**The task:**
Every line that contains the word "Length" is to be copied from the listing.

**Data shown:**
☆ ☆ ☆

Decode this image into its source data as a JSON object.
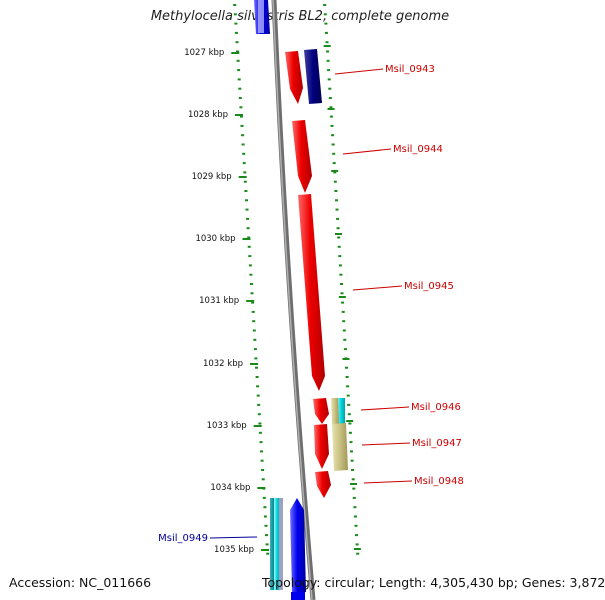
{
  "title": "Methylocella silvestris BL2, complete genome",
  "accession": "Accession: NC_011666",
  "topology": "Topology: circular; Length: 4,305,430 bp; Genes: 3,872",
  "ticks": [
    "1027 kbp",
    "1028 kbp",
    "1029 kbp",
    "1030 kbp",
    "1031 kbp",
    "1032 kbp",
    "1033 kbp",
    "1034 kbp",
    "1035 kbp"
  ],
  "genes": [
    {
      "name": "Msil_0943",
      "color": "#cc0000"
    },
    {
      "name": "Msil_0944",
      "color": "#cc0000"
    },
    {
      "name": "Msil_0945",
      "color": "#cc0000"
    },
    {
      "name": "Msil_0946",
      "color": "#cc0000"
    },
    {
      "name": "Msil_0947",
      "color": "#cc0000"
    },
    {
      "name": "Msil_0948",
      "color": "#cc0000"
    },
    {
      "name": "Msil_0949",
      "color": "#000099"
    }
  ],
  "colors": {
    "forward_cds": "#ee0000",
    "reverse_cds": "#0000ee",
    "dark_blue_feature": "#000080",
    "cyan_feature": "#00d8e0",
    "khaki_feature": "#c8c080",
    "backbone": "#888888",
    "tick_marks": "#1a8a1a"
  }
}
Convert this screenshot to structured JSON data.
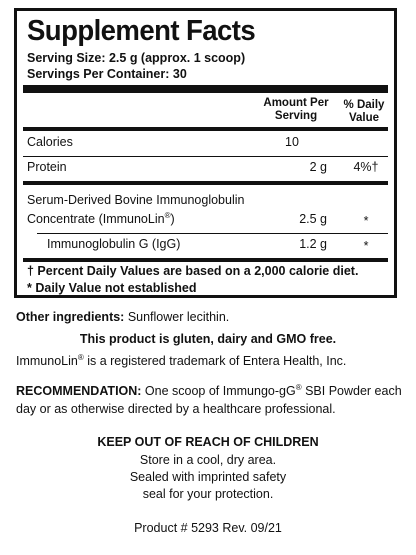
{
  "title": "Supplement Facts",
  "serving_size": "Serving Size: 2.5 g (approx. 1 scoop)",
  "servings_per_container": "Servings Per Container: 30",
  "columns": {
    "amount_line1": "Amount Per",
    "amount_line2": "Serving",
    "dv_line1": "% Daily",
    "dv_line2": "Value"
  },
  "rows": [
    {
      "name": "Calories",
      "amount": "10",
      "dv": ""
    },
    {
      "name": "Protein",
      "amount": "2 g",
      "dv": "4%†"
    },
    {
      "name_line1": "Serum-Derived Bovine Immunoglobulin",
      "name_line2": "Concentrate (ImmunoLin",
      "name_reg": "®",
      "name_line2_end": ")",
      "amount": "2.5 g",
      "dv": "*"
    },
    {
      "name": "Immunoglobulin G (IgG)",
      "amount": "1.2 g",
      "dv": "*"
    }
  ],
  "footnote_1": "† Percent Daily Values are based on a 2,000 calorie diet.",
  "footnote_2": "* Daily Value not established",
  "other_ingredients_label": "Other ingredients:",
  "other_ingredients": " Sunflower lecithin.",
  "free_from": "This product is gluten, dairy and GMO free.",
  "trademark_pre": "ImmunoLin",
  "trademark_reg": "®",
  "trademark_post": " is a registered trademark of Entera Health, Inc.",
  "recommendation_label": "RECOMMENDATION:",
  "recommendation_pre": " One scoop of Immungo-gG",
  "recommendation_reg": "®",
  "recommendation_post": " SBI Powder each",
  "recommendation_line2": "day or as otherwise directed by a healthcare professional.",
  "warning": "KEEP OUT OF REACH OF CHILDREN",
  "storage_1": "Store in a cool, dry area.",
  "storage_2": "Sealed with imprinted safety",
  "storage_3": "seal for your protection.",
  "product_number": "Product # 5293 Rev. 09/21"
}
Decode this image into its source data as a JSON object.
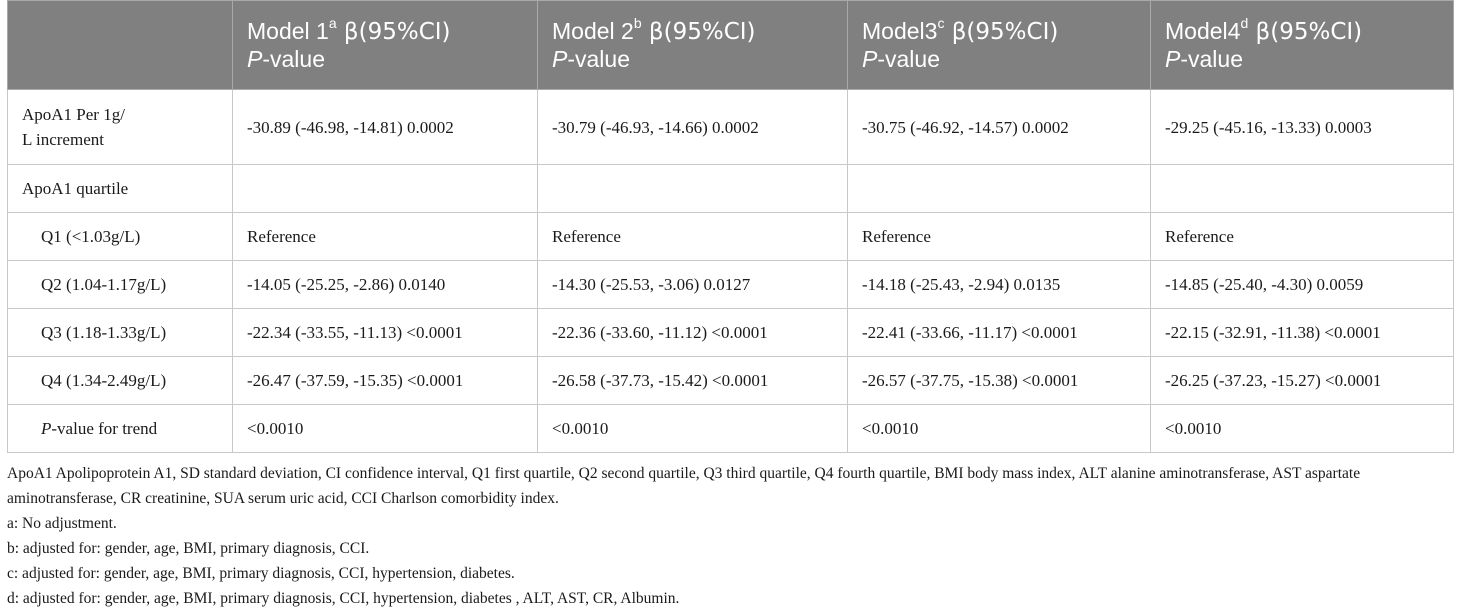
{
  "table": {
    "headers": [
      {
        "label": "",
        "sup": "",
        "beta_ci": "",
        "pv_italic": "",
        "pv_rest": ""
      },
      {
        "label": "Model 1",
        "sup": "a",
        "beta_ci": " β(95%CI)",
        "pv_italic": "P",
        "pv_rest": "-value"
      },
      {
        "label": "Model 2",
        "sup": "b",
        "beta_ci": " β(95%CI)",
        "pv_italic": "P",
        "pv_rest": "-value"
      },
      {
        "label": "Model3",
        "sup": "c",
        "beta_ci": " β(95%CI)",
        "pv_italic": "P",
        "pv_rest": "-value"
      },
      {
        "label": "Model4",
        "sup": "d",
        "beta_ci": " β(95%CI)",
        "pv_italic": "P",
        "pv_rest": "-value"
      }
    ],
    "rows": [
      {
        "label_line1": "ApoA1 Per 1g/",
        "label_line2": "L increment",
        "cells": [
          "-30.89 (-46.98, -14.81) 0.0002",
          "-30.79 (-46.93, -14.66) 0.0002",
          "-30.75 (-46.92, -14.57) 0.0002",
          "-29.25 (-45.16, -13.33) 0.0003"
        ]
      },
      {
        "label": "ApoA1 quartile",
        "cells": [
          "",
          "",
          "",
          ""
        ]
      },
      {
        "label": "Q1 (<1.03g/L)",
        "cells": [
          "Reference",
          "Reference",
          "Reference",
          "Reference"
        ]
      },
      {
        "label": "Q2 (1.04-1.17g/L)",
        "cells": [
          "-14.05 (-25.25, -2.86) 0.0140",
          "-14.30 (-25.53, -3.06) 0.0127",
          "-14.18 (-25.43, -2.94) 0.0135",
          "-14.85 (-25.40, -4.30) 0.0059"
        ]
      },
      {
        "label": "Q3 (1.18-1.33g/L)",
        "cells": [
          "-22.34 (-33.55, -11.13) <0.0001",
          "-22.36 (-33.60, -11.12) <0.0001",
          "-22.41 (-33.66, -11.17) <0.0001",
          "-22.15 (-32.91, -11.38) <0.0001"
        ]
      },
      {
        "label": "Q4 (1.34-2.49g/L)",
        "cells": [
          "-26.47 (-37.59, -15.35) <0.0001",
          "-26.58 (-37.73, -15.42) <0.0001",
          "-26.57 (-37.75, -15.38) <0.0001",
          "-26.25 (-37.23, -15.27) <0.0001"
        ]
      },
      {
        "label_italic": "P",
        "label_rest": "-value for trend",
        "cells": [
          "<0.0010",
          "<0.0010",
          "<0.0010",
          "<0.0010"
        ]
      }
    ]
  },
  "footnotes": {
    "abbreviations": "ApoA1 Apolipoprotein A1, SD standard deviation, CI confidence interval, Q1 first quartile, Q2 second quartile, Q3 third quartile, Q4 fourth quartile, BMI body mass index, ALT alanine aminotransferase, AST aspartate aminotransferase, CR creatinine, SUA serum uric acid, CCI Charlson comorbidity index.",
    "a": "a: No adjustment.",
    "b": "b: adjusted for: gender, age, BMI, primary diagnosis, CCI.",
    "c": "c: adjusted for: gender, age, BMI, primary diagnosis, CCI, hypertension, diabetes.",
    "d": "d: adjusted for: gender, age, BMI, primary diagnosis, CCI, hypertension, diabetes , ALT, AST, CR, Albumin."
  }
}
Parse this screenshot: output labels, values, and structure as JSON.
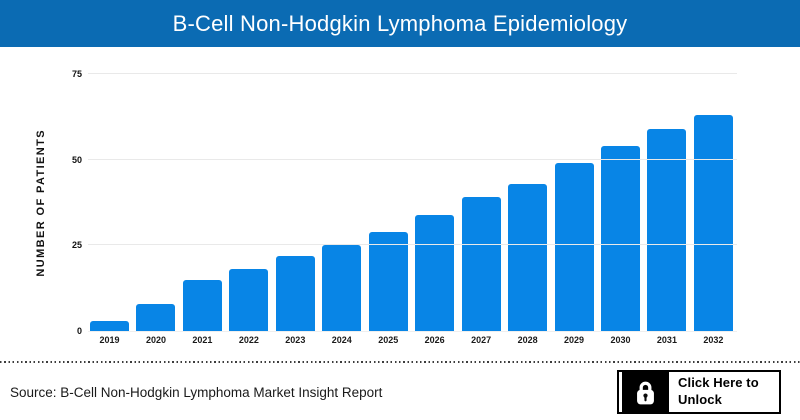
{
  "header": {
    "title": "B-Cell Non-Hodgkin Lymphoma Epidemiology",
    "banner_color": "#0b6bb3",
    "text_color": "#ffffff"
  },
  "chart_data": {
    "type": "bar",
    "title": "B-Cell Non-Hodgkin Lymphoma Epidemiology",
    "categories": [
      "2019",
      "2020",
      "2021",
      "2022",
      "2023",
      "2024",
      "2025",
      "2026",
      "2027",
      "2028",
      "2029",
      "2030",
      "2031",
      "2032"
    ],
    "values": [
      3,
      8,
      15,
      18,
      22,
      25,
      29,
      34,
      39,
      43,
      49,
      54,
      59,
      63
    ],
    "xlabel": "",
    "ylabel": "NUMBER OF PATIENTS",
    "ylim": [
      0,
      75
    ],
    "yticks": [
      0,
      25,
      50,
      75
    ],
    "bar_color": "#0885e6",
    "gridline_color": "#e9e9e9",
    "grid": "horizontal",
    "legend": "none"
  },
  "footer": {
    "source_text": "Source: B-Cell Non-Hodgkin Lymphoma Market Insight Report",
    "unlock_button": {
      "label_line1": "Click Here to",
      "label_line2": "Unlock",
      "icon": "lock-icon"
    }
  }
}
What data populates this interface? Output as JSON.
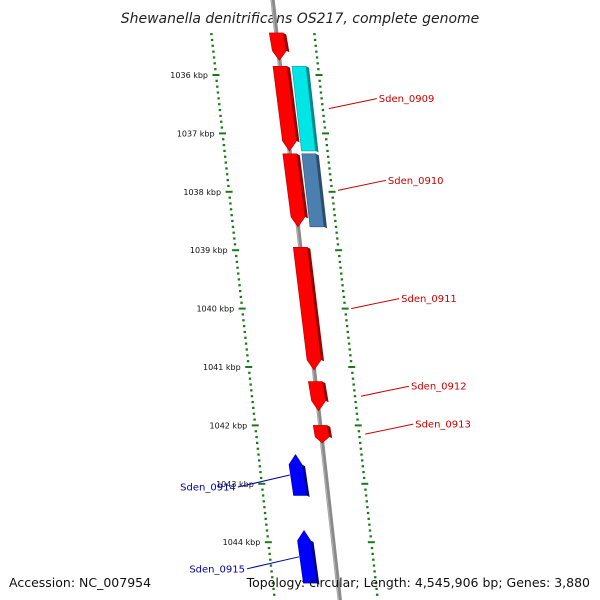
{
  "title": "Shewanella denitrificans OS217, complete genome",
  "footer": {
    "accession": "Accession: NC_007954",
    "summary": "Topology: circular; Length: 4,545,906 bp; Genes: 3,880"
  },
  "colors": {
    "backbone": "#8a8a8a",
    "tick": "#1a7a1a",
    "label_forward": "#cc0000",
    "label_reverse": "#0000aa",
    "cds_forward": "#ff0000",
    "cds_reverse": "#0000ff",
    "rna_1": "#00e5e5",
    "rna_2": "#4a7fb0"
  },
  "scale": {
    "labels": [
      "1036 kbp",
      "1037 kbp",
      "1038 kbp",
      "1039 kbp",
      "1040 kbp",
      "1041 kbp",
      "1042 kbp",
      "1043 kbp",
      "1044 kbp"
    ]
  },
  "features": [
    {
      "name": "",
      "type": "cds",
      "strand": "+",
      "start_kbp": 1035.28,
      "end_kbp": 1035.75,
      "arrow": true
    },
    {
      "name": "",
      "type": "cds",
      "strand": "+",
      "start_kbp": 1035.85,
      "end_kbp": 1037.3,
      "arrow": true
    },
    {
      "name": "",
      "type": "cds",
      "strand": "+",
      "start_kbp": 1037.35,
      "end_kbp": 1038.6,
      "arrow": true
    },
    {
      "name": "Sden_0909",
      "type": "rna",
      "strand": "+",
      "start_kbp": 1035.85,
      "end_kbp": 1037.3,
      "arrow": false,
      "color_key": "rna_1"
    },
    {
      "name": "Sden_0910",
      "type": "rna",
      "strand": "+",
      "start_kbp": 1037.35,
      "end_kbp": 1038.6,
      "arrow": false,
      "color_key": "rna_2"
    },
    {
      "name": "Sden_0911",
      "type": "cds",
      "strand": "+",
      "start_kbp": 1038.95,
      "end_kbp": 1041.05,
      "arrow": true
    },
    {
      "name": "Sden_0912",
      "type": "cds",
      "strand": "+",
      "start_kbp": 1041.25,
      "end_kbp": 1041.75,
      "arrow": true
    },
    {
      "name": "Sden_0913",
      "type": "cds",
      "strand": "+",
      "start_kbp": 1042.0,
      "end_kbp": 1042.3,
      "arrow": true
    },
    {
      "name": "Sden_0914",
      "type": "cds",
      "strand": "-",
      "start_kbp": 1042.5,
      "end_kbp": 1043.2,
      "arrow": true
    },
    {
      "name": "Sden_0915",
      "type": "cds",
      "strand": "-",
      "start_kbp": 1043.8,
      "end_kbp": 1044.7,
      "arrow": true
    }
  ]
}
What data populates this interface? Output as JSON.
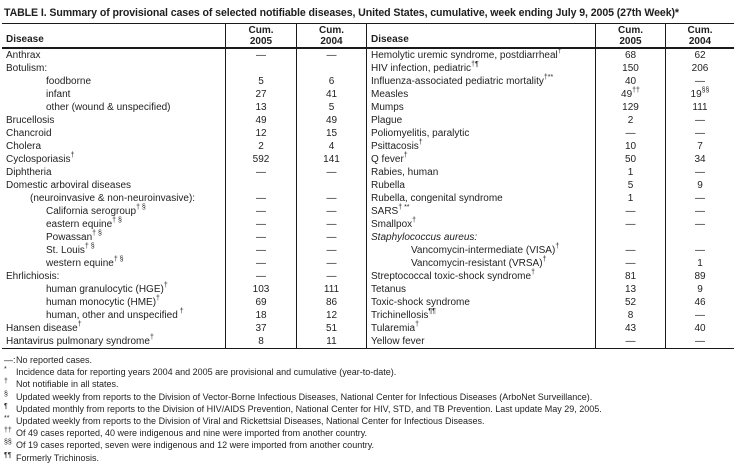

☆ ☆ ☆

**Output of the exercise:**
  "topology": "Topology: circular; Length: 4,305,430 bp; Genes: 3,872",
    "summary": "Topology: circular; Length: 4,545,906 bp; Genes: 3,880"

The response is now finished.